-------- Material shown --------

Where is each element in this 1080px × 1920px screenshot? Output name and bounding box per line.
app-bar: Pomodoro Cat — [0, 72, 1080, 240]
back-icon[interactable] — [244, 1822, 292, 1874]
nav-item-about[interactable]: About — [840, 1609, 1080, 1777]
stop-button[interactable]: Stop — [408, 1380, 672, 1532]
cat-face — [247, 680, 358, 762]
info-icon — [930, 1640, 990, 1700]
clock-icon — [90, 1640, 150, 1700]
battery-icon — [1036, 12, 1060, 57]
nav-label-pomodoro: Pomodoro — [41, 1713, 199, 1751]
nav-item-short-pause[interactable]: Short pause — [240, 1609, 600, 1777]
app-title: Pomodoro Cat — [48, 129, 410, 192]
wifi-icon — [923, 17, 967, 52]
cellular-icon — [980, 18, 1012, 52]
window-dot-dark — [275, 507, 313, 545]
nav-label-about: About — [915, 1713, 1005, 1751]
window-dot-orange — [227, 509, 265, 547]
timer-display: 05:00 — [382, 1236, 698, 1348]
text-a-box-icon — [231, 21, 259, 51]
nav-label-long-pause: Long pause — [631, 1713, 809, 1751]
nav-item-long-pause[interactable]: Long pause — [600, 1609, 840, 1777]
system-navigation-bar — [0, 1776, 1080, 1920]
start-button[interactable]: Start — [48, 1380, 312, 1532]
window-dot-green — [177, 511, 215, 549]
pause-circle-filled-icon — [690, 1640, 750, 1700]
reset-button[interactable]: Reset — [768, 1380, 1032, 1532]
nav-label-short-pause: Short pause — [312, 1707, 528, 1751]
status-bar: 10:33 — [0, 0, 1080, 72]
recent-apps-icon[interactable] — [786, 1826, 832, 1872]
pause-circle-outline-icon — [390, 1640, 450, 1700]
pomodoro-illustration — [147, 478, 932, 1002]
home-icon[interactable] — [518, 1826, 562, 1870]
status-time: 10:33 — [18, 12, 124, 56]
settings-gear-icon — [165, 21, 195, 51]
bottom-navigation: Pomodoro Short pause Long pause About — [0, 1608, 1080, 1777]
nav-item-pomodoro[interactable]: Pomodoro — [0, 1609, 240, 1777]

--------

The request:
Convert the rows above into a Markdown table with the columns "Index" and "Row text," numbering every row in order and leaving out any blank lines.

Correct result:
| Index | Row text |
|---|---|
| 1 | Where is each element in this 1080px × 1920px screenshot? Output name and bounding box per line. |
| 2 | app-bar: Pomodoro Cat — [0, 72, 1080, 240] |
| 3 | back-icon[interactable] — [244, 1822, 292, 1874] |
| 4 | nav-item-about[interactable]: About — [840, 1609, 1080, 1777] |
| 5 | stop-button[interactable]: Stop — [408, 1380, 672, 1532] |
| 6 | cat-face — [247, 680, 358, 762] |
| 7 | info-icon — [930, 1640, 990, 1700] |
| 8 | clock-icon — [90, 1640, 150, 1700] |
| 9 | battery-icon — [1036, 12, 1060, 57] |
| 10 | nav-label-pomodoro: Pomodoro — [41, 1713, 199, 1751] |
| 11 | nav-item-short-pause[interactable]: Short pause — [240, 1609, 600, 1777] |
| 12 | app-title: Pomodoro Cat — [48, 129, 410, 192] |
| 13 | wifi-icon — [923, 17, 967, 52] |
| 14 | cellular-icon — [980, 18, 1012, 52] |
| 15 | window-dot-dark — [275, 507, 313, 545] |
| 16 | nav-label-about: About — [915, 1713, 1005, 1751] |
| 17 | window-dot-orange — [227, 509, 265, 547] |
| 18 | timer-display: 05:00 — [382, 1236, 698, 1348] |
| 19 | text-a-box-icon — [231, 21, 259, 51] |
| 20 | nav-label-long-pause: Long pause — [631, 1713, 809, 1751] |
| 21 | nav-item-long-pause[interactable]: Long pause — [600, 1609, 840, 1777] |
| 22 | system-navigation-bar — [0, 1776, 1080, 1920] |
| 23 | start-button[interactable]: Start — [48, 1380, 312, 1532] |
| 24 | window-dot-green — [177, 511, 215, 549] |
| 25 | pause-circle-filled-icon — [690, 1640, 750, 1700] |
| 26 | reset-button[interactable]: Reset — [768, 1380, 1032, 1532] |
| 27 | nav-label-short-pause: Short pause — [312, 1707, 528, 1751] |
| 28 | status-bar: 10:33 — [0, 0, 1080, 72] |
| 29 | recent-apps-icon[interactable] — [786, 1826, 832, 1872] |
| 30 | pause-circle-outline-icon — [390, 1640, 450, 1700] |
| 31 | pomodoro-illustration — [147, 478, 932, 1002] |
| 32 | home-icon[interactable] — [518, 1826, 562, 1870] |
| 33 | status-time: 10:33 — [18, 12, 124, 56] |
| 34 | settings-gear-icon — [165, 21, 195, 51] |
| 35 | bottom-navigation: Pomodoro Short pause Long pause About — [0, 1608, 1080, 1777] |
| 36 | nav-item-pomodoro[interactable]: Pomodoro — [0, 1609, 240, 1777] |